→ **What this task involves**:
Below are entries to be transcribed exactly; exclude the pictures from the copy.

--- Provided records ---

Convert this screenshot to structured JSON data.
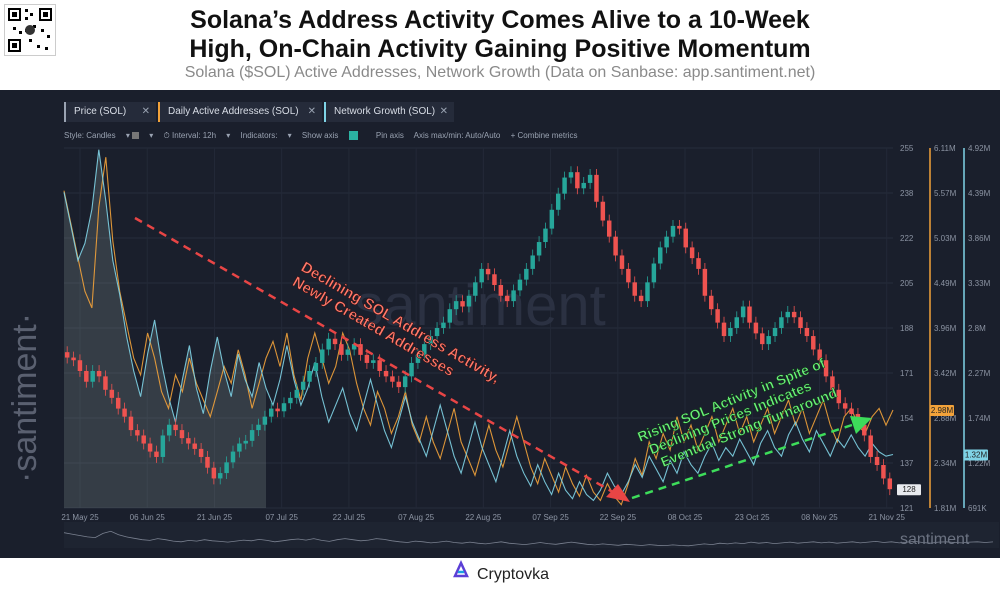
{
  "header": {
    "title_line1": "Solana’s Address Activity Comes Alive to a 10-Week",
    "title_line2": "High, On-Chain Activity Gaining Positive Momentum",
    "subtitle": "Solana ($SOL) Active Addresses, Network Growth (Data on Sanbase: app.santiment.net)"
  },
  "tabs": [
    {
      "label": "Price (SOL)",
      "color": "#9aa3b2"
    },
    {
      "label": "Daily Active Addresses (SOL)",
      "color": "#f2a23a"
    },
    {
      "label": "Network Growth (SOL)",
      "color": "#7fd3e6"
    }
  ],
  "toolbar": {
    "style": "Style: Candles",
    "interval": "Interval: 12h",
    "indicators": "Indicators:",
    "show_axis": "Show axis",
    "pin_axis": "Pin axis",
    "axis_maxmin": "Axis max/min: Auto/Auto",
    "combine": "+ Combine metrics"
  },
  "watermark": "·santiment·",
  "watermark_center": "santiment",
  "annotations": {
    "red": [
      "Declining SOL Address Activity,",
      "Newly Created Addresses"
    ],
    "green": [
      "Rising SOL Activity in Spite of",
      "Declining Prices Indicates",
      "Eventual Strong Turnaround"
    ]
  },
  "footer": {
    "brand": "Cryptovka"
  },
  "chart_data": {
    "type": "line",
    "x_tick_labels": [
      "21 May 25",
      "06 Jun 25",
      "21 Jun 25",
      "07 Jul 25",
      "22 Jul 25",
      "07 Aug 25",
      "22 Aug 25",
      "07 Sep 25",
      "22 Sep 25",
      "08 Oct 25",
      "23 Oct 25",
      "08 Nov 25",
      "21 Nov 25"
    ],
    "axes": {
      "price": {
        "ticks": [
          "255",
          "238",
          "222",
          "205",
          "188",
          "171",
          "154",
          "137",
          "121"
        ],
        "current": "128",
        "range": [
          121,
          255
        ]
      },
      "daa": {
        "ticks": [
          "6.11M",
          "5.57M",
          "5.03M",
          "4.49M",
          "3.96M",
          "3.42M",
          "2.88M",
          "2.34M",
          "1.81M"
        ],
        "current": "2.98M",
        "range": [
          1.81,
          6.11
        ],
        "unit": "M",
        "color": "#f2a23a"
      },
      "growth": {
        "ticks": [
          "4.92M",
          "4.39M",
          "3.86M",
          "3.33M",
          "2.8M",
          "2.27M",
          "1.74M",
          "1.22M",
          "691K"
        ],
        "current": "1.32M",
        "range": [
          0.691,
          4.92
        ],
        "unit": "M",
        "color": "#7fd3e6"
      }
    },
    "series": [
      {
        "name": "Price (SOL)",
        "color_up": "#26a69a",
        "color_down": "#ef5350",
        "values": [
          177,
          176,
          172,
          168,
          172,
          170,
          165,
          162,
          158,
          155,
          150,
          148,
          145,
          142,
          140,
          148,
          152,
          150,
          147,
          145,
          143,
          140,
          136,
          132,
          134,
          138,
          142,
          145,
          146,
          150,
          152,
          155,
          158,
          157,
          160,
          162,
          165,
          168,
          172,
          175,
          180,
          184,
          182,
          178,
          180,
          182,
          178,
          175,
          176,
          172,
          170,
          168,
          166,
          170,
          175,
          178,
          182,
          185,
          188,
          190,
          195,
          198,
          196,
          200,
          205,
          210,
          208,
          204,
          200,
          198,
          202,
          206,
          210,
          215,
          220,
          225,
          232,
          238,
          244,
          246,
          240,
          242,
          245,
          235,
          228,
          222,
          215,
          210,
          205,
          200,
          198,
          205,
          212,
          218,
          222,
          226,
          225,
          218,
          214,
          210,
          200,
          195,
          190,
          185,
          188,
          192,
          196,
          190,
          186,
          182,
          185,
          188,
          192,
          194,
          192,
          188,
          185,
          180,
          176,
          170,
          165,
          160,
          158,
          156,
          152,
          148,
          140,
          137,
          132,
          128
        ]
      },
      {
        "name": "Daily Active Addresses (SOL)",
        "color": "#f2a23a",
        "values": [
          5.6,
          5.2,
          4.8,
          4.4,
          4.2,
          5.4,
          6.0,
          5.0,
          4.4,
          4.0,
          3.6,
          3.4,
          3.9,
          3.6,
          3.2,
          3.0,
          3.4,
          3.2,
          3.6,
          3.3,
          3.1,
          2.9,
          3.2,
          3.5,
          3.3,
          3.7,
          3.4,
          3.0,
          3.3,
          3.6,
          3.8,
          3.5,
          3.9,
          3.4,
          3.1,
          3.6,
          3.9,
          3.6,
          3.3,
          3.5,
          3.9,
          3.7,
          3.3,
          3.0,
          2.8,
          3.2,
          3.0,
          2.7,
          2.9,
          3.2,
          2.8,
          2.6,
          2.9,
          2.6,
          2.4,
          2.7,
          3.0,
          2.6,
          2.4,
          2.2,
          2.5,
          2.8,
          2.5,
          2.3,
          2.6,
          2.9,
          2.6,
          2.3,
          2.1,
          2.4,
          2.2,
          2.0,
          2.3,
          2.1,
          1.95,
          2.2,
          2.0,
          1.9,
          2.1,
          1.95,
          1.85,
          2.1,
          2.4,
          2.2,
          2.6,
          2.4,
          2.7,
          2.5,
          2.9,
          2.6,
          2.8,
          2.5,
          2.7,
          2.9,
          2.6,
          2.8,
          3.0,
          2.7,
          2.9,
          2.6,
          2.8,
          3.0,
          2.7,
          2.9,
          3.1,
          2.8,
          3.0,
          2.7,
          2.9,
          3.1,
          2.8,
          2.6,
          2.9,
          3.0,
          2.8,
          2.7,
          2.9,
          3.0,
          2.8,
          2.98
        ]
      },
      {
        "name": "Network Growth (SOL)",
        "color": "#7fd3e6",
        "values": [
          4.4,
          4.0,
          3.6,
          3.8,
          4.2,
          4.9,
          4.3,
          3.6,
          3.2,
          2.7,
          2.3,
          2.0,
          2.5,
          2.9,
          2.4,
          2.0,
          1.7,
          2.2,
          2.6,
          2.1,
          1.8,
          2.3,
          2.7,
          2.3,
          2.0,
          2.5,
          2.2,
          2.0,
          2.4,
          2.1,
          1.9,
          2.2,
          2.6,
          2.2,
          1.9,
          2.1,
          2.4,
          2.0,
          1.7,
          1.9,
          2.1,
          1.8,
          1.6,
          1.9,
          2.2,
          1.9,
          1.6,
          1.4,
          1.7,
          2.0,
          1.7,
          1.5,
          1.3,
          1.6,
          1.9,
          1.6,
          1.3,
          1.1,
          1.4,
          1.7,
          1.4,
          1.2,
          1.0,
          1.3,
          1.6,
          1.3,
          1.1,
          0.95,
          1.2,
          1.0,
          0.85,
          1.1,
          0.9,
          0.8,
          1.0,
          0.85,
          0.78,
          0.9,
          1.1,
          0.95,
          0.85,
          1.0,
          1.2,
          1.05,
          1.3,
          1.15,
          1.0,
          1.25,
          1.1,
          1.35,
          1.2,
          1.1,
          1.3,
          1.45,
          1.25,
          1.4,
          1.3,
          1.5,
          1.35,
          1.2,
          1.45,
          1.6,
          1.4,
          1.3,
          1.55,
          1.7,
          1.5,
          1.35,
          1.6,
          1.45,
          1.3,
          1.5,
          1.4,
          1.55,
          1.4,
          1.3,
          1.45,
          1.35,
          1.3,
          1.32
        ]
      }
    ]
  }
}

---

→ **Expected answer**:
Convert this screenshot to structured JSON data.
{
  "header": {
    "title_line1": "Solana’s Address Activity Comes Alive to a 10-Week",
    "title_line2": "High, On-Chain Activity Gaining Positive Momentum",
    "subtitle": "Solana ($SOL) Active Addresses, Network Growth (Data on Sanbase: app.santiment.net)"
  },
  "tabs": [
    {
      "label": "Price (SOL)",
      "color": "#9aa3b2"
    },
    {
      "label": "Daily Active Addresses (SOL)",
      "color": "#f2a23a"
    },
    {
      "label": "Network Growth (SOL)",
      "color": "#7fd3e6"
    }
  ],
  "toolbar": {
    "style": "Style: Candles",
    "interval": "Interval: 12h",
    "indicators": "Indicators:",
    "show_axis": "Show axis",
    "pin_axis": "Pin axis",
    "axis_maxmin": "Axis max/min: Auto/Auto",
    "combine": "+ Combine metrics"
  },
  "watermark": "·santiment·",
  "watermark_center": "santiment",
  "annotations": {
    "red": [
      "Declining SOL Address Activity,",
      "Newly Created Addresses"
    ],
    "green": [
      "Rising SOL Activity in Spite of",
      "Declining Prices Indicates",
      "Eventual Strong Turnaround"
    ]
  },
  "footer": {
    "brand": "Cryptovka"
  },
  "chart_data": {
    "type": "line",
    "x_tick_labels": [
      "21 May 25",
      "06 Jun 25",
      "21 Jun 25",
      "07 Jul 25",
      "22 Jul 25",
      "07 Aug 25",
      "22 Aug 25",
      "07 Sep 25",
      "22 Sep 25",
      "08 Oct 25",
      "23 Oct 25",
      "08 Nov 25",
      "21 Nov 25"
    ],
    "axes": {
      "price": {
        "ticks": [
          "255",
          "238",
          "222",
          "205",
          "188",
          "171",
          "154",
          "137",
          "121"
        ],
        "current": "128",
        "range": [
          121,
          255
        ]
      },
      "daa": {
        "ticks": [
          "6.11M",
          "5.57M",
          "5.03M",
          "4.49M",
          "3.96M",
          "3.42M",
          "2.88M",
          "2.34M",
          "1.81M"
        ],
        "current": "2.98M",
        "range": [
          1.81,
          6.11
        ],
        "unit": "M",
        "color": "#f2a23a"
      },
      "growth": {
        "ticks": [
          "4.92M",
          "4.39M",
          "3.86M",
          "3.33M",
          "2.8M",
          "2.27M",
          "1.74M",
          "1.22M",
          "691K"
        ],
        "current": "1.32M",
        "range": [
          0.691,
          4.92
        ],
        "unit": "M",
        "color": "#7fd3e6"
      }
    },
    "series": [
      {
        "name": "Price (SOL)",
        "color_up": "#26a69a",
        "color_down": "#ef5350",
        "values": [
          177,
          176,
          172,
          168,
          172,
          170,
          165,
          162,
          158,
          155,
          150,
          148,
          145,
          142,
          140,
          148,
          152,
          150,
          147,
          145,
          143,
          140,
          136,
          132,
          134,
          138,
          142,
          145,
          146,
          150,
          152,
          155,
          158,
          157,
          160,
          162,
          165,
          168,
          172,
          175,
          180,
          184,
          182,
          178,
          180,
          182,
          178,
          175,
          176,
          172,
          170,
          168,
          166,
          170,
          175,
          178,
          182,
          185,
          188,
          190,
          195,
          198,
          196,
          200,
          205,
          210,
          208,
          204,
          200,
          198,
          202,
          206,
          210,
          215,
          220,
          225,
          232,
          238,
          244,
          246,
          240,
          242,
          245,
          235,
          228,
          222,
          215,
          210,
          205,
          200,
          198,
          205,
          212,
          218,
          222,
          226,
          225,
          218,
          214,
          210,
          200,
          195,
          190,
          185,
          188,
          192,
          196,
          190,
          186,
          182,
          185,
          188,
          192,
          194,
          192,
          188,
          185,
          180,
          176,
          170,
          165,
          160,
          158,
          156,
          152,
          148,
          140,
          137,
          132,
          128
        ]
      },
      {
        "name": "Daily Active Addresses (SOL)",
        "color": "#f2a23a",
        "values": [
          5.6,
          5.2,
          4.8,
          4.4,
          4.2,
          5.4,
          6.0,
          5.0,
          4.4,
          4.0,
          3.6,
          3.4,
          3.9,
          3.6,
          3.2,
          3.0,
          3.4,
          3.2,
          3.6,
          3.3,
          3.1,
          2.9,
          3.2,
          3.5,
          3.3,
          3.7,
          3.4,
          3.0,
          3.3,
          3.6,
          3.8,
          3.5,
          3.9,
          3.4,
          3.1,
          3.6,
          3.9,
          3.6,
          3.3,
          3.5,
          3.9,
          3.7,
          3.3,
          3.0,
          2.8,
          3.2,
          3.0,
          2.7,
          2.9,
          3.2,
          2.8,
          2.6,
          2.9,
          2.6,
          2.4,
          2.7,
          3.0,
          2.6,
          2.4,
          2.2,
          2.5,
          2.8,
          2.5,
          2.3,
          2.6,
          2.9,
          2.6,
          2.3,
          2.1,
          2.4,
          2.2,
          2.0,
          2.3,
          2.1,
          1.95,
          2.2,
          2.0,
          1.9,
          2.1,
          1.95,
          1.85,
          2.1,
          2.4,
          2.2,
          2.6,
          2.4,
          2.7,
          2.5,
          2.9,
          2.6,
          2.8,
          2.5,
          2.7,
          2.9,
          2.6,
          2.8,
          3.0,
          2.7,
          2.9,
          2.6,
          2.8,
          3.0,
          2.7,
          2.9,
          3.1,
          2.8,
          3.0,
          2.7,
          2.9,
          3.1,
          2.8,
          2.6,
          2.9,
          3.0,
          2.8,
          2.7,
          2.9,
          3.0,
          2.8,
          2.98
        ]
      },
      {
        "name": "Network Growth (SOL)",
        "color": "#7fd3e6",
        "values": [
          4.4,
          4.0,
          3.6,
          3.8,
          4.2,
          4.9,
          4.3,
          3.6,
          3.2,
          2.7,
          2.3,
          2.0,
          2.5,
          2.9,
          2.4,
          2.0,
          1.7,
          2.2,
          2.6,
          2.1,
          1.8,
          2.3,
          2.7,
          2.3,
          2.0,
          2.5,
          2.2,
          2.0,
          2.4,
          2.1,
          1.9,
          2.2,
          2.6,
          2.2,
          1.9,
          2.1,
          2.4,
          2.0,
          1.7,
          1.9,
          2.1,
          1.8,
          1.6,
          1.9,
          2.2,
          1.9,
          1.6,
          1.4,
          1.7,
          2.0,
          1.7,
          1.5,
          1.3,
          1.6,
          1.9,
          1.6,
          1.3,
          1.1,
          1.4,
          1.7,
          1.4,
          1.2,
          1.0,
          1.3,
          1.6,
          1.3,
          1.1,
          0.95,
          1.2,
          1.0,
          0.85,
          1.1,
          0.9,
          0.8,
          1.0,
          0.85,
          0.78,
          0.9,
          1.1,
          0.95,
          0.85,
          1.0,
          1.2,
          1.05,
          1.3,
          1.15,
          1.0,
          1.25,
          1.1,
          1.35,
          1.2,
          1.1,
          1.3,
          1.45,
          1.25,
          1.4,
          1.3,
          1.5,
          1.35,
          1.2,
          1.45,
          1.6,
          1.4,
          1.3,
          1.55,
          1.7,
          1.5,
          1.35,
          1.6,
          1.45,
          1.3,
          1.5,
          1.4,
          1.55,
          1.4,
          1.3,
          1.45,
          1.35,
          1.3,
          1.32
        ]
      }
    ]
  }
}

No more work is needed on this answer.